>> begin Given records
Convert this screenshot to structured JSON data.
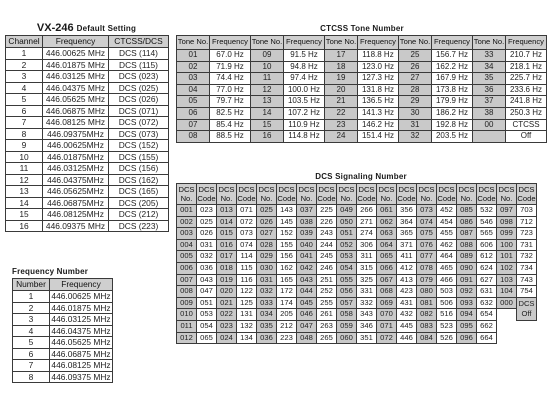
{
  "vx_default": {
    "title_main": "VX-246",
    "title_rest": "Default Setting",
    "headers": [
      "Channel",
      "Frequency",
      "CTCSS/DCS"
    ],
    "rows": [
      [
        "1",
        "446.00625 MHz",
        "DCS (114)"
      ],
      [
        "2",
        "446.01875 MHz",
        "DCS (115)"
      ],
      [
        "3",
        "446.03125 MHz",
        "DCS (023)"
      ],
      [
        "4",
        "446.04375 MHz",
        "DCS (025)"
      ],
      [
        "5",
        "446.05625 MHz",
        "DCS (026)"
      ],
      [
        "6",
        "446.06875 MHz",
        "DCS (071)"
      ],
      [
        "7",
        "446.08125 MHz",
        "DCS (072)"
      ],
      [
        "8",
        "446.09375MHz",
        "DCS (073)"
      ],
      [
        "9",
        "446.00625MHz",
        "DCS (152)"
      ],
      [
        "10",
        "446.01875MHz",
        "DCS (155)"
      ],
      [
        "11",
        "446.03125MHz",
        "DCS (156)"
      ],
      [
        "12",
        "446.04375MHz",
        "DCS (162)"
      ],
      [
        "13",
        "446.05625MHz",
        "DCS (165)"
      ],
      [
        "14",
        "446.06875MHz",
        "DCS (205)"
      ],
      [
        "15",
        "446.08125MHz",
        "DCS (212)"
      ],
      [
        "16",
        "446.09375 MHz",
        "DCS (223)"
      ]
    ]
  },
  "frequency_number": {
    "title": "Frequency Number",
    "headers": [
      "Number",
      "Frequency"
    ],
    "rows": [
      [
        "1",
        "446.00625 MHz"
      ],
      [
        "2",
        "446.01875 MHz"
      ],
      [
        "3",
        "446.03125 MHz"
      ],
      [
        "4",
        "446.04375 MHz"
      ],
      [
        "5",
        "446.05625 MHz"
      ],
      [
        "6",
        "446.06875 MHz"
      ],
      [
        "7",
        "446.08125 MHz"
      ],
      [
        "8",
        "446.09375 MHz"
      ]
    ]
  },
  "ctcss": {
    "title": "CTCSS Tone Number",
    "headers": [
      "Tone No.",
      "Frequency",
      "Tone No.",
      "Frequency",
      "Tone No.",
      "Frequency",
      "Tone No.",
      "Frequency",
      "Tone No.",
      "Frequency"
    ],
    "rows": [
      [
        "01",
        "67.0 Hz",
        "09",
        "91.5 Hz",
        "17",
        "118.8 Hz",
        "25",
        "156.7 Hz",
        "33",
        "210.7 Hz"
      ],
      [
        "02",
        "71.9 Hz",
        "10",
        "94.8 Hz",
        "18",
        "123.0 Hz",
        "26",
        "162.2 Hz",
        "34",
        "218.1 Hz"
      ],
      [
        "03",
        "74.4 Hz",
        "11",
        "97.4 Hz",
        "19",
        "127.3 Hz",
        "27",
        "167.9 Hz",
        "35",
        "225.7 Hz"
      ],
      [
        "04",
        "77.0 Hz",
        "12",
        "100.0 Hz",
        "20",
        "131.8 Hz",
        "28",
        "173.8 Hz",
        "36",
        "233.6 Hz"
      ],
      [
        "05",
        "79.7 Hz",
        "13",
        "103.5 Hz",
        "21",
        "136.5 Hz",
        "29",
        "179.9 Hz",
        "37",
        "241.8 Hz"
      ],
      [
        "06",
        "82.5 Hz",
        "14",
        "107.2 Hz",
        "22",
        "141.3 Hz",
        "30",
        "186.2 Hz",
        "38",
        "250.3 Hz"
      ],
      [
        "07",
        "85.4 Hz",
        "15",
        "110.9 Hz",
        "23",
        "146.2 Hz",
        "31",
        "192.8 Hz",
        "00",
        "CTCSS"
      ],
      [
        "08",
        "88.5 Hz",
        "16",
        "114.8 Hz",
        "24",
        "151.4 Hz",
        "32",
        "203.5 Hz",
        "",
        "Off"
      ]
    ]
  },
  "dcs": {
    "title": "DCS Signaling Number",
    "header_no": "DCS No.",
    "header_code": "DCS Code",
    "rows": [
      [
        "001",
        "023",
        "013",
        "071",
        "025",
        "143",
        "037",
        "225",
        "049",
        "266",
        "061",
        "356",
        "073",
        "452",
        "085",
        "532",
        "097",
        "703"
      ],
      [
        "002",
        "025",
        "014",
        "072",
        "026",
        "145",
        "038",
        "226",
        "050",
        "271",
        "062",
        "364",
        "074",
        "454",
        "086",
        "546",
        "098",
        "712"
      ],
      [
        "003",
        "026",
        "015",
        "073",
        "027",
        "152",
        "039",
        "243",
        "051",
        "274",
        "063",
        "365",
        "075",
        "455",
        "087",
        "565",
        "099",
        "723"
      ],
      [
        "004",
        "031",
        "016",
        "074",
        "028",
        "155",
        "040",
        "244",
        "052",
        "306",
        "064",
        "371",
        "076",
        "462",
        "088",
        "606",
        "100",
        "731"
      ],
      [
        "005",
        "032",
        "017",
        "114",
        "029",
        "156",
        "041",
        "245",
        "053",
        "311",
        "065",
        "411",
        "077",
        "464",
        "089",
        "612",
        "101",
        "732"
      ],
      [
        "006",
        "036",
        "018",
        "115",
        "030",
        "162",
        "042",
        "246",
        "054",
        "315",
        "066",
        "412",
        "078",
        "465",
        "090",
        "624",
        "102",
        "734"
      ],
      [
        "007",
        "043",
        "019",
        "116",
        "031",
        "165",
        "043",
        "251",
        "055",
        "325",
        "067",
        "413",
        "079",
        "466",
        "091",
        "627",
        "103",
        "743"
      ],
      [
        "008",
        "047",
        "020",
        "122",
        "032",
        "172",
        "044",
        "252",
        "056",
        "331",
        "068",
        "423",
        "080",
        "503",
        "092",
        "631",
        "104",
        "754"
      ],
      [
        "009",
        "051",
        "021",
        "125",
        "033",
        "174",
        "045",
        "255",
        "057",
        "332",
        "069",
        "431",
        "081",
        "506",
        "093",
        "632",
        "000",
        "DCS Off"
      ],
      [
        "010",
        "053",
        "022",
        "131",
        "034",
        "205",
        "046",
        "261",
        "058",
        "343",
        "070",
        "432",
        "082",
        "516",
        "094",
        "654",
        "",
        ""
      ],
      [
        "011",
        "054",
        "023",
        "132",
        "035",
        "212",
        "047",
        "263",
        "059",
        "346",
        "071",
        "445",
        "083",
        "523",
        "095",
        "662",
        "",
        ""
      ],
      [
        "012",
        "065",
        "024",
        "134",
        "036",
        "223",
        "048",
        "265",
        "060",
        "351",
        "072",
        "446",
        "084",
        "526",
        "096",
        "664",
        "",
        ""
      ]
    ]
  }
}
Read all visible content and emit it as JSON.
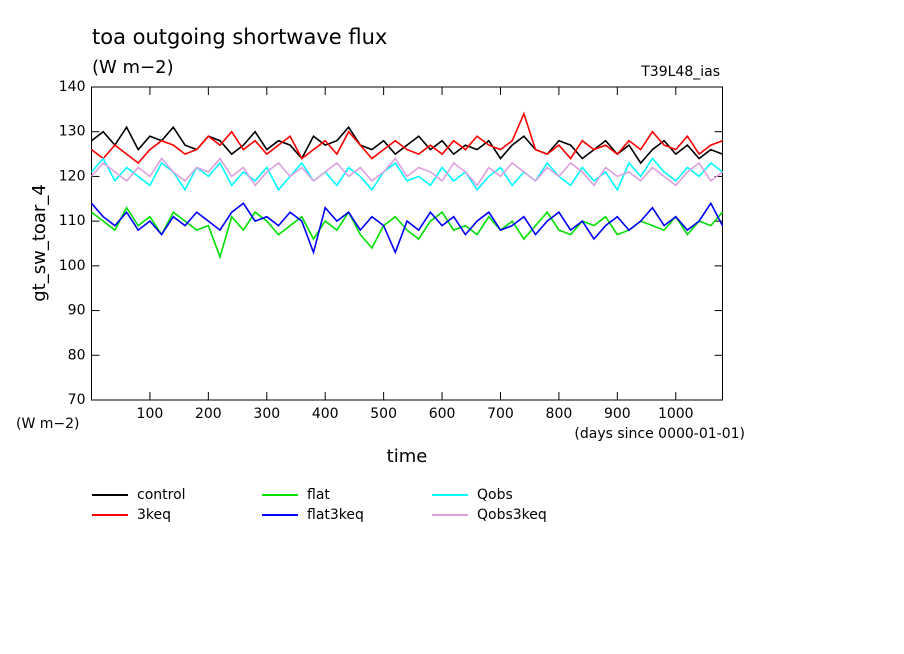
{
  "chart_data": {
    "type": "line",
    "title": "toa outgoing shortwave flux",
    "subtitle": "(W m−2)",
    "annotation": "T39L48_ias",
    "y_label": "gt_sw_toar_4",
    "y_unit": "(W m−2)",
    "x_label": "time",
    "x_unit": "(days since 0000-01-01)",
    "x": [
      0,
      20,
      40,
      60,
      80,
      100,
      120,
      140,
      160,
      180,
      200,
      220,
      240,
      260,
      280,
      300,
      320,
      340,
      360,
      380,
      400,
      420,
      440,
      460,
      480,
      500,
      520,
      540,
      560,
      580,
      600,
      620,
      640,
      660,
      680,
      700,
      720,
      740,
      760,
      780,
      800,
      820,
      840,
      860,
      880,
      900,
      920,
      940,
      960,
      980,
      1000,
      1020,
      1040,
      1060,
      1080
    ],
    "xlim": [
      0,
      1080
    ],
    "xticks": [
      100,
      200,
      300,
      400,
      500,
      600,
      700,
      800,
      900,
      1000
    ],
    "ylim": [
      70,
      140
    ],
    "yticks": [
      70,
      80,
      90,
      100,
      110,
      120,
      130,
      140
    ],
    "series": [
      {
        "name": "control",
        "color": "#000000",
        "values": [
          128,
          130,
          127,
          131,
          126,
          129,
          128,
          131,
          127,
          126,
          129,
          128,
          125,
          127,
          130,
          126,
          128,
          127,
          124,
          129,
          127,
          128,
          131,
          127,
          126,
          128,
          125,
          127,
          129,
          126,
          128,
          125,
          127,
          126,
          128,
          124,
          127,
          129,
          126,
          125,
          128,
          127,
          124,
          126,
          128,
          125,
          127,
          123,
          126,
          128,
          125,
          127,
          124,
          126,
          125
        ]
      },
      {
        "name": "3keq",
        "color": "#ff0000",
        "values": [
          126,
          124,
          127,
          125,
          123,
          126,
          128,
          127,
          125,
          126,
          129,
          127,
          130,
          126,
          128,
          125,
          127,
          129,
          124,
          126,
          128,
          125,
          130,
          127,
          124,
          126,
          128,
          126,
          125,
          127,
          125,
          128,
          126,
          129,
          127,
          126,
          128,
          134,
          126,
          125,
          127,
          124,
          128,
          126,
          127,
          125,
          128,
          126,
          130,
          127,
          126,
          129,
          125,
          127,
          128
        ]
      },
      {
        "name": "flat",
        "color": "#00e000",
        "values": [
          112,
          110,
          108,
          113,
          109,
          111,
          107,
          112,
          110,
          108,
          109,
          102,
          111,
          108,
          112,
          110,
          107,
          109,
          111,
          106,
          110,
          108,
          112,
          107,
          104,
          109,
          111,
          108,
          106,
          110,
          112,
          108,
          109,
          107,
          111,
          108,
          110,
          106,
          109,
          112,
          108,
          107,
          110,
          109,
          111,
          107,
          108,
          110,
          109,
          108,
          111,
          107,
          110,
          109,
          112
        ]
      },
      {
        "name": "flat3keq",
        "color": "#0000ff",
        "values": [
          114,
          111,
          109,
          112,
          108,
          110,
          107,
          111,
          109,
          112,
          110,
          108,
          112,
          114,
          110,
          111,
          109,
          112,
          110,
          103,
          113,
          110,
          112,
          108,
          111,
          109,
          103,
          110,
          108,
          112,
          109,
          111,
          107,
          110,
          112,
          108,
          109,
          111,
          107,
          110,
          112,
          108,
          110,
          106,
          109,
          111,
          108,
          110,
          113,
          109,
          111,
          108,
          110,
          114,
          109
        ]
      },
      {
        "name": "Qobs",
        "color": "#00ffff",
        "values": [
          121,
          124,
          119,
          122,
          120,
          118,
          123,
          121,
          117,
          122,
          120,
          123,
          118,
          121,
          119,
          122,
          117,
          120,
          123,
          119,
          121,
          118,
          122,
          120,
          117,
          121,
          123,
          119,
          120,
          118,
          122,
          119,
          121,
          117,
          120,
          122,
          118,
          121,
          119,
          123,
          120,
          118,
          122,
          119,
          121,
          117,
          123,
          120,
          124,
          121,
          119,
          122,
          120,
          123,
          121
        ]
      },
      {
        "name": "Qobs3keq",
        "color": "#dda0dd",
        "values": [
          120,
          123,
          121,
          119,
          122,
          120,
          124,
          121,
          119,
          122,
          121,
          124,
          120,
          122,
          118,
          121,
          123,
          120,
          122,
          119,
          121,
          123,
          120,
          122,
          119,
          121,
          124,
          120,
          122,
          121,
          119,
          123,
          121,
          118,
          122,
          120,
          123,
          121,
          119,
          122,
          120,
          123,
          121,
          118,
          122,
          120,
          121,
          119,
          122,
          120,
          118,
          121,
          123,
          119,
          121
        ]
      }
    ]
  }
}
>> end Given records
- Instructions for the task -
Collect each line above holding the string "color".

- Answer to this problem -
        "color": "#000000",
        "color": "#ff0000",
        "color": "#00e000",
        "color": "#0000ff",
        "color": "#00ffff",
        "color": "#dda0dd",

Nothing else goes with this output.